O nascimento virginal de Jesus é a única forma de resolver a questão do pecado humano. Para nos salvar precisávamos de um representante plenamente humano, mas também sem pecado – somente Jesus Cristo cumpre essas duas exigências – ele é plenamente humano, pois nasceu de Maria e plenamente divino, pois foi fecundado pelo Espírito Santo, sem a participação masculina e desta forma livre da natureza adâmica pecaminosa.
Aqui temos duas mensagens proféticas: a esperança “ele será chamado pelo nome de Emanuel [Deus conosco]” e a realização “lhe porás o nome de Jesus, porque ele salvará o seu povo dos seus pecados”.
Diferentemente de Lucas que nos trás detalhes sobre como Jesus nasceu, Mateus conclui sua perícope de forma curta e direta, mas não sem conteúdo. “ele [José] não a [Maria] conheceu [relacionamento sexual/conjugal] até que ela deu à luz um filho.” Em nenhum momento o texto oferece qualquer indicação que José e Maria não conviveram como um casal normal após o nascimento de Jesus. A perpetuidade da virgindade de Maria é uma ideia forjada fora dos textos evangélicos e, portanto desautorizada e espúria. 
E ele [José] lhe pôs o nome de Jesus: isso é acrescentado para uma vez mais revelar a obediência de José à ordem recebida através do anjo. E Jesus era reconhecido por todos os conhecidos como o filho de José o carpinteiro (Mt 13.55; João 6.42). 

Conclusão Geral do Capítulo 1
v  A narrativa de Mateus é prosaica e simples, destituída de tom poético e sem qualquer esforço em criar um ambiente fantástico ou mítico. Fala de eventos extraordinários sem qualquer estardalhaço. Sua narrativa é histórica, simples e objetiva de maneira que seu conteúdo comunica o que é necessário e deixa de lado o que pode vir a ser subterfugio informativo.
v  Mateus não informa datas e lugares específicos dos acontecimentos narrados. Os personagens são apresentados sem qualquer explicação previa, como se todos eles fossem considerados familiares para seus leitores. Isso nos leva a pensar que escreve pensando nos leitores cristãos judeus, cujos fatos, pessoas e lugares mencionados lhes são bem conhecidos. Ele parece escrever como que para relembrar e registrar mais do que para informar seus leitores.

→ Exercício
Dê seguimento ao comentário sobre o nascimento de Jesus em Mateus, começando logo depois da última frase dele.

→ Dados de origem
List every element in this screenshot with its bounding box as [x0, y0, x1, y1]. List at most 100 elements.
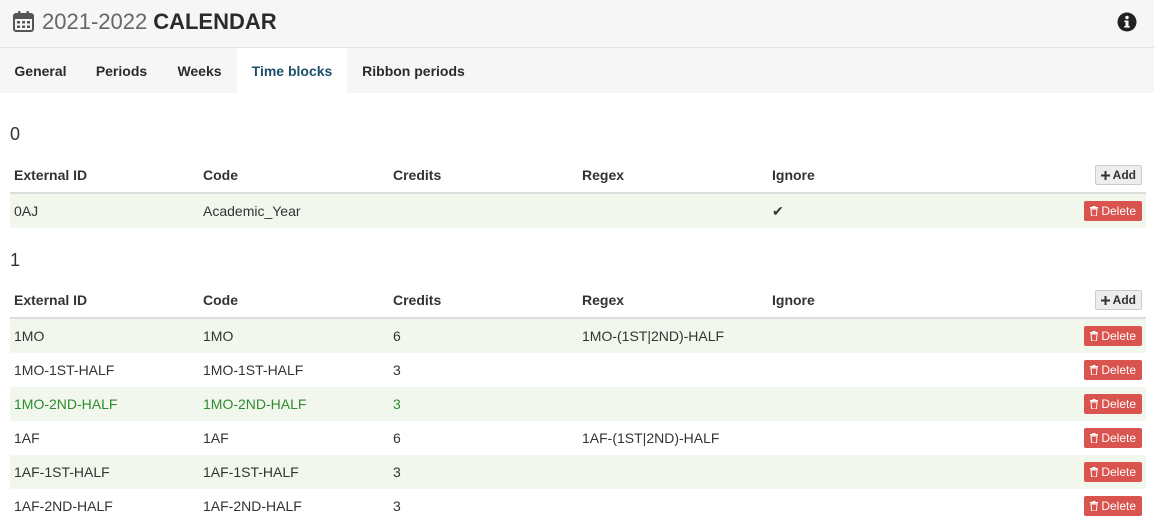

→ Resposta final
v  Desde seus dois primeiros capítulos, Mateus vai tecendo sua narrativa de maneira a integrar os fatos relacionados a Jesus e as profecias contidas no Primeiro Testamento, pois seu objetivo e demonstrar a messianidade de Jesus. Ele tem o cuidado de nos informar que esses eventos, por ele registrados, aconteceram para o propósito (além de todos os outros fins) de cumprir as mensagens dos profetas do Primeiro Testamento. O Segundo Testamento nasceu a partir do Primeiro, de maneira que o Evangelho está contido na Lei. A antiga dispensação (Lei) é apenas uma preparação para a nova dispensação (Graça). A conclusão de Mateus é que o verdadeiro judeu (piedoso/crente) à luz de tudo que envolveu Jesus se tornará um cristão.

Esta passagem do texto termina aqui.